Items from a data source:

- - - -

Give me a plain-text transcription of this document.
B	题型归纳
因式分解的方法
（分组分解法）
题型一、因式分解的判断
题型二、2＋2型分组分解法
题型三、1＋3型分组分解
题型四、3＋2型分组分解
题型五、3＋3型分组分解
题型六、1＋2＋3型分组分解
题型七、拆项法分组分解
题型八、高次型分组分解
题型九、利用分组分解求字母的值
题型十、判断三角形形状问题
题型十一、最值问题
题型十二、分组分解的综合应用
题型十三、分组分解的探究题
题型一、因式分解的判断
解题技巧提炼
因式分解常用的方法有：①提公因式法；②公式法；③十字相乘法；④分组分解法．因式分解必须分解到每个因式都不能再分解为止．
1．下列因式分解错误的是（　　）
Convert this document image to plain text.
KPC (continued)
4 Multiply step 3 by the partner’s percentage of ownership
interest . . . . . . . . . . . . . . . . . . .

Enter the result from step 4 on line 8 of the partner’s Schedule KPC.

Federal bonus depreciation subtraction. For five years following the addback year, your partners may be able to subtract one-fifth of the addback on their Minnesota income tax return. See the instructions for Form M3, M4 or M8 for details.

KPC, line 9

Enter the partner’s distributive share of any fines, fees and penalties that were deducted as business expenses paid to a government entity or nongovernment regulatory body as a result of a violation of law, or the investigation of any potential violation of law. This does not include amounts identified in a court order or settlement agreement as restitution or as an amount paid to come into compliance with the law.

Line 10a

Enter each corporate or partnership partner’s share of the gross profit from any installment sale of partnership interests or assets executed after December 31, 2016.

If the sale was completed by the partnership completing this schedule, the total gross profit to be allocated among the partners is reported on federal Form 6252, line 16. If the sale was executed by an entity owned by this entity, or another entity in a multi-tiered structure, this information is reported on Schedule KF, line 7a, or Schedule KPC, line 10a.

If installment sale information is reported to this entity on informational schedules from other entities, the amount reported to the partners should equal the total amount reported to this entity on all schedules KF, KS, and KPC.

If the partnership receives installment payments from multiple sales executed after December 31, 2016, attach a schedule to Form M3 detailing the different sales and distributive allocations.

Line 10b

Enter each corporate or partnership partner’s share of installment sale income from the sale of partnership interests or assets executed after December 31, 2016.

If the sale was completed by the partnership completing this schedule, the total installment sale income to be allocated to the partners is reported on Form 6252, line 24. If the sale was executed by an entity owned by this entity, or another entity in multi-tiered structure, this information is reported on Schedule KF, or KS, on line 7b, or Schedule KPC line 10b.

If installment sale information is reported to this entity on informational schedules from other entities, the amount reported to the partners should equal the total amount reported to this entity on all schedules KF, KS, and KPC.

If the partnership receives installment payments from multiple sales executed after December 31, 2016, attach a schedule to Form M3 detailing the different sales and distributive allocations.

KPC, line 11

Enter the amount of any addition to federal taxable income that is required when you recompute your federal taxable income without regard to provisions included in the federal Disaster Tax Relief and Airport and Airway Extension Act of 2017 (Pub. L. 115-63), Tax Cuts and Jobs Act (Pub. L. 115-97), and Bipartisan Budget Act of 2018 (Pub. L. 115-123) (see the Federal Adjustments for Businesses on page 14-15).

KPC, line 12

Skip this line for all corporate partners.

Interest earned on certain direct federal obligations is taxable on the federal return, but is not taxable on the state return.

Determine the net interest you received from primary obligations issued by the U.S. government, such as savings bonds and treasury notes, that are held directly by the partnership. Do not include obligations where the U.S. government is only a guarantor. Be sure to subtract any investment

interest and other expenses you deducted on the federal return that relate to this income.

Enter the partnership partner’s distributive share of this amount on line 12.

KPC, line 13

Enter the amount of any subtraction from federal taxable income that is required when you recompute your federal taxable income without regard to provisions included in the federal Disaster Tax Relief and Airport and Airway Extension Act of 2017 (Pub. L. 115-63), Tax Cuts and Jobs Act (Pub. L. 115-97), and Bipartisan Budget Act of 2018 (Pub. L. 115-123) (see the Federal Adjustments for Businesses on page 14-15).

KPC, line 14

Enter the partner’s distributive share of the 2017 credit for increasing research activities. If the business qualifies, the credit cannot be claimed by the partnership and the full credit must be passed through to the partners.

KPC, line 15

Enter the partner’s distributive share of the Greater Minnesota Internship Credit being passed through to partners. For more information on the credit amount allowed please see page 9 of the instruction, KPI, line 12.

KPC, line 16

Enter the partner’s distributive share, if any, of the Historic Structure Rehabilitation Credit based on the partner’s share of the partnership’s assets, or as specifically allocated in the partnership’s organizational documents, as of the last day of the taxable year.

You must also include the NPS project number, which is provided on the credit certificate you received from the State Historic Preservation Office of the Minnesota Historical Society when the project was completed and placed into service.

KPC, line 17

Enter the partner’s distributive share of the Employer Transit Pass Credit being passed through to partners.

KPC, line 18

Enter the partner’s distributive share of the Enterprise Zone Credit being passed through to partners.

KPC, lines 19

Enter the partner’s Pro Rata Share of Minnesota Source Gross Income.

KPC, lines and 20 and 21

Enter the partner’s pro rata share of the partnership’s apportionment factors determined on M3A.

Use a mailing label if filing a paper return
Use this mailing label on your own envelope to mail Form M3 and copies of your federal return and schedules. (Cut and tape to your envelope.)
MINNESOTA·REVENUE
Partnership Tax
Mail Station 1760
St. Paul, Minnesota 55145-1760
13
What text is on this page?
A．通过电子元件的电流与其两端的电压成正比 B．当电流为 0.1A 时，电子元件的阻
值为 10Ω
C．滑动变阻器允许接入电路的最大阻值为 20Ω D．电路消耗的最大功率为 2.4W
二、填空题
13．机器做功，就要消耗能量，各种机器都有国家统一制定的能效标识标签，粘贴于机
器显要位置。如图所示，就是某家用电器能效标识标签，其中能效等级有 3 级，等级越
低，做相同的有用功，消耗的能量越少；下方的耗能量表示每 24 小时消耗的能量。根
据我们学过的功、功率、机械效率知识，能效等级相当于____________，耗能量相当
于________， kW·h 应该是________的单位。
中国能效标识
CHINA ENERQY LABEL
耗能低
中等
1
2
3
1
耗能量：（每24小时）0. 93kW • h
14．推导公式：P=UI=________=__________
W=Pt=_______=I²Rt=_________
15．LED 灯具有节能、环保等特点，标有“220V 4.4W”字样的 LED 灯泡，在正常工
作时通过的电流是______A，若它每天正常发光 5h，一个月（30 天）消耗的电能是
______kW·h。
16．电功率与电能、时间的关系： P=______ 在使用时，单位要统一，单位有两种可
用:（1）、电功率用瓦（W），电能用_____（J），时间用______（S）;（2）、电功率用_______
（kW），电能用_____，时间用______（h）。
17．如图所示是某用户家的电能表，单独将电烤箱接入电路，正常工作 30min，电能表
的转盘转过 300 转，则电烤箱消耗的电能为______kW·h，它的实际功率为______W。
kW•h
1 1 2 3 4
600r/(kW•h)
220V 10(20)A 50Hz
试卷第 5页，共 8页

- - - -

> **What to do**: Repeat, exactly and only, the lines above from the one containing "What text is on this page?" through the end of the material.

> **Full solution**:
What text is on this page?
A．通过电子元件的电流与其两端的电压成正比 B．当电流为 0.1A 时，电子元件的阻
值为 10Ω
C．滑动变阻器允许接入电路的最大阻值为 20Ω D．电路消耗的最大功率为 2.4W
二、填空题
13．机器做功，就要消耗能量，各种机器都有国家统一制定的能效标识标签，粘贴于机
器显要位置。如图所示，就是某家用电器能效标识标签，其中能效等级有 3 级，等级越
低，做相同的有用功，消耗的能量越少；下方的耗能量表示每 24 小时消耗的能量。根
据我们学过的功、功率、机械效率知识，能效等级相当于____________，耗能量相当
于________， kW·h 应该是________的单位。
中国能效标识
CHINA ENERQY LABEL
耗能低
中等
1
2
3
1
耗能量：（每24小时）0. 93kW • h
14．推导公式：P=UI=________=__________
W=Pt=_______=I²Rt=_________
15．LED 灯具有节能、环保等特点，标有“220V 4.4W”字样的 LED 灯泡，在正常工
作时通过的电流是______A，若它每天正常发光 5h，一个月（30 天）消耗的电能是
______kW·h。
16．电功率与电能、时间的关系： P=______ 在使用时，单位要统一，单位有两种可
用:（1）、电功率用瓦（W），电能用_____（J），时间用______（S）;（2）、电功率用_______
（kW），电能用_____，时间用______（h）。
17．如图所示是某用户家的电能表，单独将电烤箱接入电路，正常工作 30min，电能表
的转盘转过 300 转，则电烤箱消耗的电能为______kW·h，它的实际功率为______W。
kW•h
1 1 2 3 4
600r/(kW•h)
220V 10(20)A 50Hz
试卷第 5页，共 8页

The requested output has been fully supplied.